_GIVEN TASK_
Copy all lines that contain the word "this".

_SUPPLIED MATERIAL_
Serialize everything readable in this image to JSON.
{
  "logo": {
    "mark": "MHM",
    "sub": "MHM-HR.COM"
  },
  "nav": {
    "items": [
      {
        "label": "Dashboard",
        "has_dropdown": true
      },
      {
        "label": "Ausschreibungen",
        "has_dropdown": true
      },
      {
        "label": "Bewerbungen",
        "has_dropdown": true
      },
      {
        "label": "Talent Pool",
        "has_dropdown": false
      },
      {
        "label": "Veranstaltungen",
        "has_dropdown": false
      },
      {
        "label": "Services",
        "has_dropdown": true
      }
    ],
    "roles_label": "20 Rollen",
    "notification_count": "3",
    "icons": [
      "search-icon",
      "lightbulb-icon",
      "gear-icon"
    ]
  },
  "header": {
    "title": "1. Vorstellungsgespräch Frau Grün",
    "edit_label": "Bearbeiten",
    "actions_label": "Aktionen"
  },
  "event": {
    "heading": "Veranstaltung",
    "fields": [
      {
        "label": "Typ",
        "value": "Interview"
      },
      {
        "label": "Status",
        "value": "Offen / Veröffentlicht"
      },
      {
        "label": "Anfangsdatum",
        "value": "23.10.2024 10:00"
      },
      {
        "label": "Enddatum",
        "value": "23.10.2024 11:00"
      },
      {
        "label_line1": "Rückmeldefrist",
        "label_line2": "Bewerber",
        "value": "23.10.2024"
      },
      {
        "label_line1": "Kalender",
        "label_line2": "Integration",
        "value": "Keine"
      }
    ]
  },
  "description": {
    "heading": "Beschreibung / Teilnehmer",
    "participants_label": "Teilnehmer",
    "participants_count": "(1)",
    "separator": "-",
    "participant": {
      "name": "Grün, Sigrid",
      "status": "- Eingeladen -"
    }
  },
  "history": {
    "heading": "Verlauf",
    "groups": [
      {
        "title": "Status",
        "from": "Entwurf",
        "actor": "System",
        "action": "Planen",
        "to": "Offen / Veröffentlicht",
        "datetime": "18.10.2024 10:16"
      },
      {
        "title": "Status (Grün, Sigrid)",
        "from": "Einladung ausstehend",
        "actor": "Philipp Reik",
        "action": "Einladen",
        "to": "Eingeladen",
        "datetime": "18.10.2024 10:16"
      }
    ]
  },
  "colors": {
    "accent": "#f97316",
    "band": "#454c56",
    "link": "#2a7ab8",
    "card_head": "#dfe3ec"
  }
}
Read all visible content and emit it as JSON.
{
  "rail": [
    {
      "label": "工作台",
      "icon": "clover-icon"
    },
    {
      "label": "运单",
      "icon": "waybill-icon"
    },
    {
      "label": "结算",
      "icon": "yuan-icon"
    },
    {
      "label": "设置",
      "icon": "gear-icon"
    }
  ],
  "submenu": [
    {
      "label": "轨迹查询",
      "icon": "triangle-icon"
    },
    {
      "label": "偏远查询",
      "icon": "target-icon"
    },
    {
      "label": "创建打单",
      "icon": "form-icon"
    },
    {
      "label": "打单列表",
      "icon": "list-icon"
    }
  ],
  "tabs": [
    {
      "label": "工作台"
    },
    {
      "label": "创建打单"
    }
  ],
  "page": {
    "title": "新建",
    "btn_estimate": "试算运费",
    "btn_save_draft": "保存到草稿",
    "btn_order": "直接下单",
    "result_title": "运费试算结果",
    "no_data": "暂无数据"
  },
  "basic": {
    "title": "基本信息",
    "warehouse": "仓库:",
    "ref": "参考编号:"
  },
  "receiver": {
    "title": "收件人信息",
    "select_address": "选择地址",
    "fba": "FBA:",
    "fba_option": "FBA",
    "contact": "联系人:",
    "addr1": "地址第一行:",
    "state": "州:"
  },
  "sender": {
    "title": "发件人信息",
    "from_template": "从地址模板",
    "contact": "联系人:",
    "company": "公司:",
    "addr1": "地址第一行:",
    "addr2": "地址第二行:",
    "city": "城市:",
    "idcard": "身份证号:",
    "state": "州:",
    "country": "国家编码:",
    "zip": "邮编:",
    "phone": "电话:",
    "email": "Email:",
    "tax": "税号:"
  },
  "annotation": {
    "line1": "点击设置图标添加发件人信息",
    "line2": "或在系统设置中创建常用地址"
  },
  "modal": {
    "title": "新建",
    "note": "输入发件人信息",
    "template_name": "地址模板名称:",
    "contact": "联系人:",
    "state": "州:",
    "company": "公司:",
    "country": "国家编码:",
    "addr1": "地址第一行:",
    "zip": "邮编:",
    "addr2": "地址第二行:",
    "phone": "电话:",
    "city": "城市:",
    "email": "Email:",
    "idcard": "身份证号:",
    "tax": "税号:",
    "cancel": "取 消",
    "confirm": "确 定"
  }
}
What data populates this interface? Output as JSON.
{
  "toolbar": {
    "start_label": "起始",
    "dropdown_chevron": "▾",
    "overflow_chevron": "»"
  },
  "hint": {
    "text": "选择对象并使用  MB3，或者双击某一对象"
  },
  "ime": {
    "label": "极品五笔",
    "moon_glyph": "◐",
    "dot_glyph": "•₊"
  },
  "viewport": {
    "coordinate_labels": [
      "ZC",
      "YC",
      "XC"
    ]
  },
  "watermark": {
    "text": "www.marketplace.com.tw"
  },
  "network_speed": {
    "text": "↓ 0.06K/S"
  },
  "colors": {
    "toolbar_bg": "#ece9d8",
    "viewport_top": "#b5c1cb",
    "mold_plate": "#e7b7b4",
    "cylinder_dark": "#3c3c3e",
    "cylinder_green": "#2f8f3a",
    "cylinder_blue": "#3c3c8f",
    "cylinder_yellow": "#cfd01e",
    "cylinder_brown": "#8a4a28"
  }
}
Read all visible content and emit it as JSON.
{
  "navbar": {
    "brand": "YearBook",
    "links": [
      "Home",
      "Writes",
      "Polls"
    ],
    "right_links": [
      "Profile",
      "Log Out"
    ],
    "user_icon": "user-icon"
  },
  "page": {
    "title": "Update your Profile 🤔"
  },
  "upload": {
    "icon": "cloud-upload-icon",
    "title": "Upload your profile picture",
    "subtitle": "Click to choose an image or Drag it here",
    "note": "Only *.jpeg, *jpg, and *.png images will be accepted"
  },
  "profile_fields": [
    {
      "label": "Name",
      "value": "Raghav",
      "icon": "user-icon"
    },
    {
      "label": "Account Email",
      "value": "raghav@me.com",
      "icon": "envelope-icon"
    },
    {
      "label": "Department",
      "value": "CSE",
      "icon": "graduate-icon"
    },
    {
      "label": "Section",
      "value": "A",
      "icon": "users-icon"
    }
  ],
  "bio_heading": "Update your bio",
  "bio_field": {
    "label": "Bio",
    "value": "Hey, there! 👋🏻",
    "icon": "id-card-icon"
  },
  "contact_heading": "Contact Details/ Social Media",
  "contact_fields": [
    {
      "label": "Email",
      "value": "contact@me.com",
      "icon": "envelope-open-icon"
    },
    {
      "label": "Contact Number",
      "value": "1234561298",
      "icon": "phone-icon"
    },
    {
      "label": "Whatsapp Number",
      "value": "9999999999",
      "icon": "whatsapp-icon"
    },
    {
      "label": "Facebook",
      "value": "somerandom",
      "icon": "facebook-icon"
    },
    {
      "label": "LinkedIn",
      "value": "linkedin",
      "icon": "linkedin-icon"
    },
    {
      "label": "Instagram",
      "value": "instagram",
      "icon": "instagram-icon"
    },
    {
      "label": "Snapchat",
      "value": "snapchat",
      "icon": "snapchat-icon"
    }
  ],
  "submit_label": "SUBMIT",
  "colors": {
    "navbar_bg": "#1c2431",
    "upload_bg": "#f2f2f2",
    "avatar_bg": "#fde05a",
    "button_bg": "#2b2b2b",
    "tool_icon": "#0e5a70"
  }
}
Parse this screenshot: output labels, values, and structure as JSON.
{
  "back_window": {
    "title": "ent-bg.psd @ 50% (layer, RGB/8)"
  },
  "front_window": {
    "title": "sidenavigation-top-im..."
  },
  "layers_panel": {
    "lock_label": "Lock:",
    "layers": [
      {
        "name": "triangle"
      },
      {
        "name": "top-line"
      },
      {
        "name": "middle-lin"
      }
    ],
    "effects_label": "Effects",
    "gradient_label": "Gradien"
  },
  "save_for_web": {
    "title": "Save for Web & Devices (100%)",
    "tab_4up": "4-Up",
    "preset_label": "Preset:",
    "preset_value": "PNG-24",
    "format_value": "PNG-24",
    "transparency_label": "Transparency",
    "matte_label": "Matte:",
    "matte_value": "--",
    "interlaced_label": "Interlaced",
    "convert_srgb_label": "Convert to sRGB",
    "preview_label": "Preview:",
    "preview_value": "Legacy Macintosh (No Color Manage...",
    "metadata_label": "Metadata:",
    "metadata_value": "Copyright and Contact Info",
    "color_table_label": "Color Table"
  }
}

_OUTPUT BELOW_
Serialize everything readable in this image to JSON.
What data populates this interface? Output as JSON.
Parse this screenshot: output labels, values, and structure as JSON.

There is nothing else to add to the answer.